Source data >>
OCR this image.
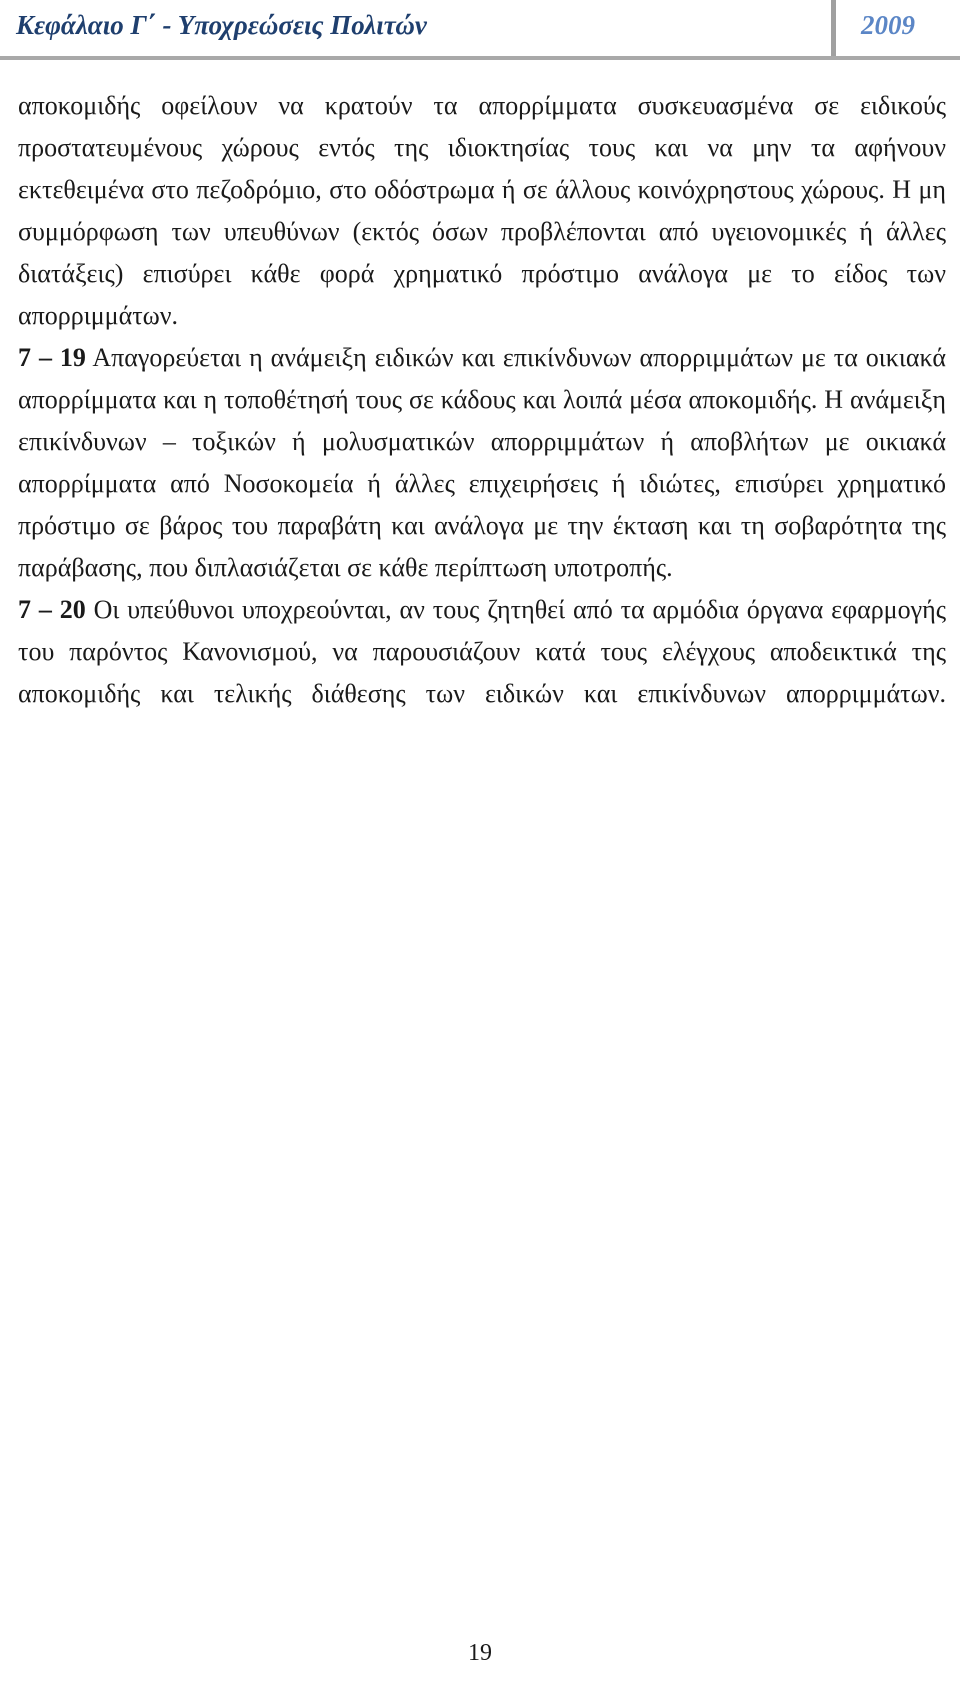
Κεφάλαιο Γ΄ - Υποχρεώσεις Πολιτών	2009

αποκομιδής οφείλουν να κρατούν τα απορρίμματα συσκευασμένα σε ειδικούς προστατευμένους χώρους εντός της ιδιοκτησίας τους και να μην τα αφήνουν εκτεθειμένα στο πεζοδρόμιο, στο οδόστρωμα ή σε άλλους κοινόχρηστους χώρους. Η μη συμμόρφωση των υπευθύνων (εκτός όσων προβλέπονται από υγειονομικές ή άλλες διατάξεις) επισύρει κάθε φορά χρηματικό πρόστιμο ανάλογα με το είδος των απορριμμάτων.

7 – 19 Απαγορεύεται η ανάμειξη ειδικών και επικίνδυνων απορριμμάτων με τα οικιακά απορρίμματα και η τοποθέτησή τους σε κάδους και λοιπά μέσα αποκομιδής. Η ανάμειξη επικίνδυνων – τοξικών ή μολυσματικών απορριμμάτων ή αποβλήτων με οικιακά απορρίμματα από Νοσοκομεία ή άλλες επιχειρήσεις ή ιδιώτες, επισύρει χρηματικό πρόστιμο σε βάρος του παραβάτη και ανάλογα με την έκταση και τη σοβαρότητα της παράβασης, που διπλασιάζεται σε κάθε περίπτωση υποτροπής.

7 – 20 Οι υπεύθυνοι υποχρεούνται, αν τους ζητηθεί από τα αρμόδια όργανα εφαρμογής του παρόντος Κανονισμού, να παρουσιάζουν κατά τους ελέγχους αποδεικτικά της αποκομιδής και τελικής διάθεσης των ειδικών και επικίνδυνων απορριμμάτων.

19
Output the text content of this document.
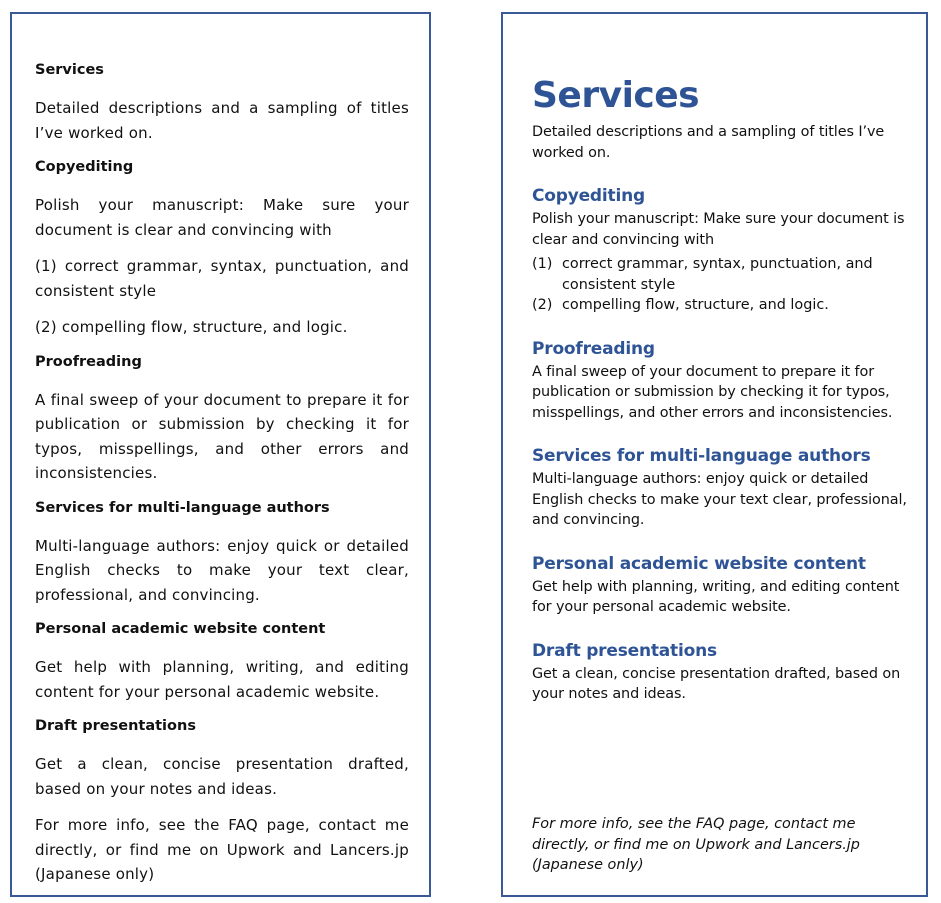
Services
Detailed descriptions and a sampling of titles I’ve worked on.
Copyediting
Polish your manuscript: Make sure your document is clear and convincing with
(1) correct grammar, syntax, punctuation, and consistent style
(2) compelling flow, structure, and logic.
Proofreading
A final sweep of your document to prepare it for publication or submission by checking it for typos, misspellings, and other errors and inconsistencies.
Services for multi-language authors
Multi-language authors: enjoy quick or detailed English checks to make your text clear, professional, and convincing.
Personal academic website content
Get help with planning, writing, and editing content for your personal academic website.
Draft presentations
Get a clean, concise presentation drafted, based on your notes and ideas.
For more info, see the FAQ page, contact me directly, or find me on Upwork and Lancers.jp (Japanese only)
Services

Detailed descriptions and a sampling of titles I’ve worked on.

Copyediting

Polish your manuscript: Make sure your document is clear and convincing with

(1) correct grammar, syntax, punctuation, and consistent style
(2) compelling flow, structure, and logic.
Proofreading

A final sweep of your document to prepare it for publication or submission by checking it for typos, misspellings, and other errors and inconsistencies.

Services for multi-language authors

Multi-language authors: enjoy quick or detailed English checks to make your text clear, professional, and convincing.

Personal academic website content

Get help with planning, writing, and editing content for your personal academic website.

Draft presentations

Get a clean, concise presentation drafted, based on your notes and ideas.

For more info, see the FAQ page, contact me directly, or find me on Upwork and Lancers.jp (Japanese only)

Work required >> Replicate the material above verbatim; images stay out of the copy.

Reply to the exercise >>
OCR this image.
Κεφάλαιο Γ΄ - Υποχρεώσεις Πολιτών	2009

αποκομιδής οφείλουν να κρατούν τα απορρίμματα συσκευασμένα σε ειδικούς προστατευμένους χώρους εντός της ιδιοκτησίας τους και να μην τα αφήνουν εκτεθειμένα στο πεζοδρόμιο, στο οδόστρωμα ή σε άλλους κοινόχρηστους χώρους. Η μη συμμόρφωση των υπευθύνων (εκτός όσων προβλέπονται από υγειονομικές ή άλλες διατάξεις) επισύρει κάθε φορά χρηματικό πρόστιμο ανάλογα με το είδος των απορριμμάτων.

7 – 19 Απαγορεύεται η ανάμειξη ειδικών και επικίνδυνων απορριμμάτων με τα οικιακά απορρίμματα και η τοποθέτησή τους σε κάδους και λοιπά μέσα αποκομιδής. Η ανάμειξη επικίνδυνων – τοξικών ή μολυσματικών απορριμμάτων ή αποβλήτων με οικιακά απορρίμματα από Νοσοκομεία ή άλλες επιχειρήσεις ή ιδιώτες, επισύρει χρηματικό πρόστιμο σε βάρος του παραβάτη και ανάλογα με την έκταση και τη σοβαρότητα της παράβασης, που διπλασιάζεται σε κάθε περίπτωση υποτροπής.

7 – 20 Οι υπεύθυνοι υποχρεούνται, αν τους ζητηθεί από τα αρμόδια όργανα εφαρμογής του παρόντος Κανονισμού, να παρουσιάζουν κατά τους ελέγχους αποδεικτικά της αποκομιδής και τελικής διάθεσης των ειδικών και επικίνδυνων απορριμμάτων.

19
Output the text content of this document.
Services
Detailed descriptions and a sampling of titles I’ve worked on.
Copyediting
Polish your manuscript: Make sure your document is clear and convincing with
(1) correct grammar, syntax, punctuation, and consistent style
(2) compelling flow, structure, and logic.
Proofreading
A final sweep of your document to prepare it for publication or submission by checking it for typos, misspellings, and other errors and inconsistencies.
Services for multi-language authors
Multi-language authors: enjoy quick or detailed English checks to make your text clear, professional, and convincing.
Personal academic website content
Get help with planning, writing, and editing content for your personal academic website.
Draft presentations
Get a clean, concise presentation drafted, based on your notes and ideas.
For more info, see the FAQ page, contact me directly, or find me on Upwork and Lancers.jp (Japanese only)
Services

Detailed descriptions and a sampling of titles I’ve worked on.

Copyediting

Polish your manuscript: Make sure your document is clear and convincing with

(1) correct grammar, syntax, punctuation, and consistent style
(2) compelling flow, structure, and logic.
Proofreading

A final sweep of your document to prepare it for publication or submission by checking it for typos, misspellings, and other errors and inconsistencies.

Services for multi-language authors

Multi-language authors: enjoy quick or detailed English checks to make your text clear, professional, and convincing.

Personal academic website content

Get help with planning, writing, and editing content for your personal academic website.

Draft presentations

Get a clean, concise presentation drafted, based on your notes and ideas.

For more info, see the FAQ page, contact me directly, or find me on Upwork and Lancers.jp (Japanese only)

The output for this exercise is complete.